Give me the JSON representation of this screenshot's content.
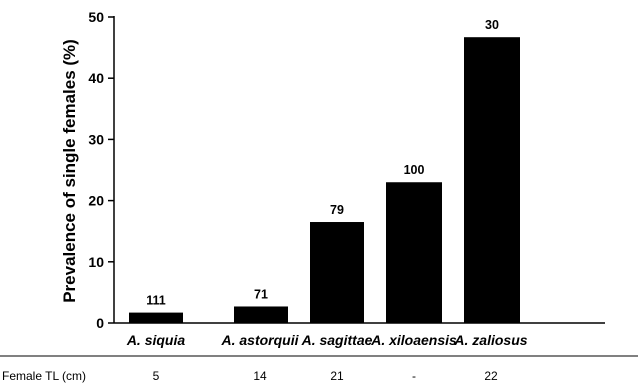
{
  "chart_data": {
    "type": "bar",
    "categories": [
      "A. siquia",
      "A. astorquii",
      "A. sagittae",
      "A. xiloaensis",
      "A. zaliosus"
    ],
    "values": [
      1.7,
      2.7,
      16.5,
      23.0,
      46.7
    ],
    "data_labels": [
      "111",
      "71",
      "79",
      "100",
      "30"
    ],
    "ylabel": "Prevalence of single females (%)",
    "ylim": [
      0,
      50
    ],
    "yticks": [
      0,
      10,
      20,
      30,
      40,
      50
    ],
    "bar_color": "#000000",
    "grid": false,
    "legend": "none"
  },
  "table_row": {
    "label": "Female TL (cm)",
    "values": [
      "5",
      "14",
      "21",
      "-",
      "22"
    ]
  }
}
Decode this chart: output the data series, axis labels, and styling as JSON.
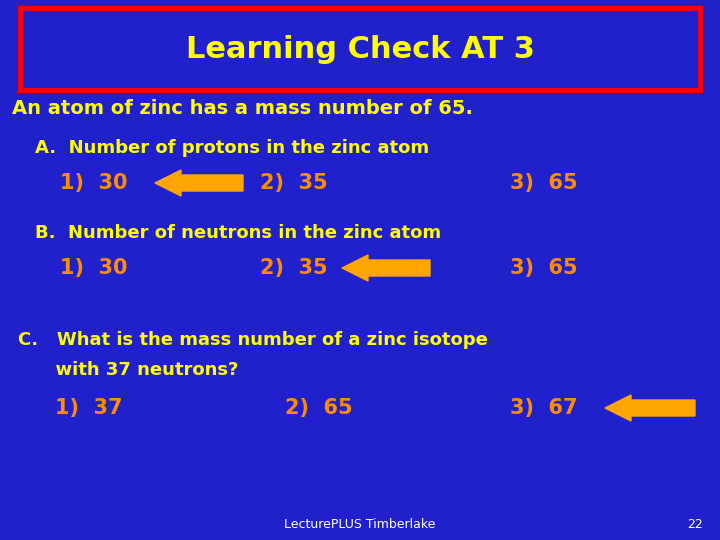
{
  "bg_color": "#2020CC",
  "title": "Learning Check AT 3",
  "title_color": "#FFFF00",
  "title_box_edge_color": "#FF0000",
  "title_box_face_color": "#2020CC",
  "text_color": "#FFFF00",
  "options_color": "#FF8C00",
  "arrow_color": "#FFA500",
  "subtitle": "An atom of zinc has a mass number of 65.",
  "section_A_header": "A.  Number of protons in the zinc atom",
  "section_A_opts": [
    "1)  30",
    "2)  35",
    "3)  65"
  ],
  "section_B_header": "B.  Number of neutrons in the zinc atom",
  "section_B_opts": [
    "1)  30",
    "2)  35",
    "3)  65"
  ],
  "section_C_header": "C.   What is the mass number of a zinc isotope",
  "section_C_header2": "      with 37 neutrons?",
  "section_C_opts": [
    "1)  37",
    "2)  65",
    "3)  67"
  ],
  "footer": "LecturePLUS Timberlake",
  "footer_color": "#FFFFFF",
  "page_num": "22",
  "page_num_color": "#FFFFFF",
  "title_fontsize": 22,
  "subtitle_fontsize": 14,
  "header_fontsize": 13,
  "opts_fontsize": 15,
  "footer_fontsize": 9
}
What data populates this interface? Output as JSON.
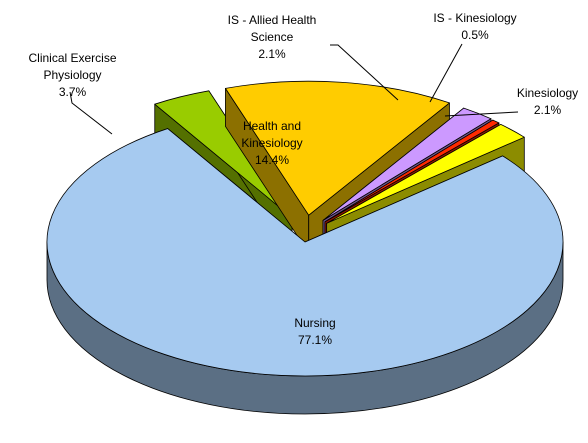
{
  "chart_data": {
    "type": "pie3d",
    "categories": [
      "Nursing",
      "Clinical Exercise Physiology",
      "Health and Kinesiology",
      "IS - Allied Health Science",
      "IS - Kinesiology",
      "Kinesiology"
    ],
    "values": [
      77.1,
      3.7,
      14.4,
      2.1,
      0.5,
      2.1
    ],
    "value_labels": [
      "77.1%",
      "3.7%",
      "14.4%",
      "2.1%",
      "0.5%",
      "2.1%"
    ],
    "colors": [
      "#a6caf0",
      "#99cc00",
      "#ffcc00",
      "#cc99ff",
      "#ff2a00",
      "#ffff00"
    ]
  }
}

----

WHAT IS EXPECTED — Copy the records above exactly. The pictures are not part of the copy.

EXERCISE OUTPUT —
Give me the JSON representation of this screenshot's content.
{
  "chart_data": {
    "type": "bar",
    "categories": [
      "A. siquia",
      "A. astorquii",
      "A. sagittae",
      "A. xiloaensis",
      "A. zaliosus"
    ],
    "values": [
      1.7,
      2.7,
      16.5,
      23.0,
      46.7
    ],
    "data_labels": [
      "111",
      "71",
      "79",
      "100",
      "30"
    ],
    "ylabel": "Prevalence of single females (%)",
    "ylim": [
      0,
      50
    ],
    "yticks": [
      0,
      10,
      20,
      30,
      40,
      50
    ],
    "bar_color": "#000000",
    "grid": false,
    "legend": "none"
  },
  "table_row": {
    "label": "Female TL (cm)",
    "values": [
      "5",
      "14",
      "21",
      "-",
      "22"
    ]
  }
}
Decode this chart: output the data series, axis labels, and styling as JSON.
{
  "bg_color": "#2020CC",
  "title": "Learning Check AT 3",
  "title_color": "#FFFF00",
  "title_box_edge_color": "#FF0000",
  "title_box_face_color": "#2020CC",
  "text_color": "#FFFF00",
  "options_color": "#FF8C00",
  "arrow_color": "#FFA500",
  "subtitle": "An atom of zinc has a mass number of 65.",
  "section_A_header": "A.  Number of protons in the zinc atom",
  "section_A_opts": [
    "1)  30",
    "2)  35",
    "3)  65"
  ],
  "section_B_header": "B.  Number of neutrons in the zinc atom",
  "section_B_opts": [
    "1)  30",
    "2)  35",
    "3)  65"
  ],
  "section_C_header": "C.   What is the mass number of a zinc isotope",
  "section_C_header2": "      with 37 neutrons?",
  "section_C_opts": [
    "1)  37",
    "2)  65",
    "3)  67"
  ],
  "footer": "LecturePLUS Timberlake",
  "footer_color": "#FFFFFF",
  "page_num": "22",
  "page_num_color": "#FFFFFF",
  "title_fontsize": 22,
  "subtitle_fontsize": 14,
  "header_fontsize": 13,
  "opts_fontsize": 15,
  "footer_fontsize": 9
}
What data populates this interface? Output as JSON.
{
  "chart_data": {
    "type": "pie3d",
    "categories": [
      "Nursing",
      "Clinical Exercise Physiology",
      "Health and Kinesiology",
      "IS - Allied Health Science",
      "IS - Kinesiology",
      "Kinesiology"
    ],
    "values": [
      77.1,
      3.7,
      14.4,
      2.1,
      0.5,
      2.1
    ],
    "value_labels": [
      "77.1%",
      "3.7%",
      "14.4%",
      "2.1%",
      "0.5%",
      "2.1%"
    ],
    "colors": [
      "#a6caf0",
      "#99cc00",
      "#ffcc00",
      "#cc99ff",
      "#ff2a00",
      "#ffff00"
    ]
  }
}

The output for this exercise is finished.